START Given entries

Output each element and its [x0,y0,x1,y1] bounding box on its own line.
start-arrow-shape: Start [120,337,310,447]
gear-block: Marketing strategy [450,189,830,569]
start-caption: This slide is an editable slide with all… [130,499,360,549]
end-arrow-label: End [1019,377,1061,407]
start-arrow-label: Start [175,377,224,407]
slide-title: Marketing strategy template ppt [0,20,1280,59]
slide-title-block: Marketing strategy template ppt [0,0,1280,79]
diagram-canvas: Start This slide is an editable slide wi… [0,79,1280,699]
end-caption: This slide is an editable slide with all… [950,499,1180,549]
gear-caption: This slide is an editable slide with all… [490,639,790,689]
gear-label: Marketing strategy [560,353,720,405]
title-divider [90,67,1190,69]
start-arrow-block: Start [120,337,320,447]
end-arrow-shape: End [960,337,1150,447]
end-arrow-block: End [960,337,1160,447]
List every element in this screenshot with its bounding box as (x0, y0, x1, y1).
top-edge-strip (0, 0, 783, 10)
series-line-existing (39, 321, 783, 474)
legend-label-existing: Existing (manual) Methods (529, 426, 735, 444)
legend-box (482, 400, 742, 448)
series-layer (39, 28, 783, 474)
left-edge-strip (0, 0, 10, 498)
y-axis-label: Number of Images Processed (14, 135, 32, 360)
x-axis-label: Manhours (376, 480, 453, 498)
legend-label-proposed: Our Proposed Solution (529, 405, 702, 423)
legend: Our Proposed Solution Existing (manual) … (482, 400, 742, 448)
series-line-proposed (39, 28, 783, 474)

END Given entries

◆ **Exercise details**: Render each line of the records above as a JSON list of strings, with one string per line and no strings for blank lines.

◆ **Output for this task**:
[
  "Output each element and its [x0,y0,x1,y1] bounding box on its own line.",
  "start-arrow-shape: Start [120,337,310,447]",
  "gear-block: Marketing strategy [450,189,830,569]",
  "start-caption: This slide is an editable slide with all… [130,499,360,549]",
  "end-arrow-label: End [1019,377,1061,407]",
  "start-arrow-label: Start [175,377,224,407]",
  "slide-title: Marketing strategy template ppt [0,20,1280,59]",
  "slide-title-block: Marketing strategy template ppt [0,0,1280,79]",
  "diagram-canvas: Start This slide is an editable slide wi… [0,79,1280,699]",
  "end-caption: This slide is an editable slide with all… [950,499,1180,549]",
  "gear-caption: This slide is an editable slide with all… [490,639,790,689]",
  "gear-label: Marketing strategy [560,353,720,405]",
  "title-divider [90,67,1190,69]",
  "start-arrow-block: Start [120,337,320,447]",
  "end-arrow-shape: End [960,337,1150,447]",
  "end-arrow-block: End [960,337,1160,447]",
  "List every element in this screenshot with its bounding box as (x0, y0, x1, y1).",
  "top-edge-strip (0, 0, 783, 10)",
  "series-line-existing (39, 321, 783, 474)",
  "legend-label-existing: Existing (manual) Methods (529, 426, 735, 444)",
  "legend-box (482, 400, 742, 448)",
  "series-layer (39, 28, 783, 474)",
  "left-edge-strip (0, 0, 10, 498)",
  "y-axis-label: Number of Images Processed (14, 135, 32, 360)",
  "x-axis-label: Manhours (376, 480, 453, 498)",
  "legend-label-proposed: Our Proposed Solution (529, 405, 702, 423)",
  "legend: Our Proposed Solution Existing (manual) … (482, 400, 742, 448)",
  "series-line-proposed (39, 28, 783, 474)"
]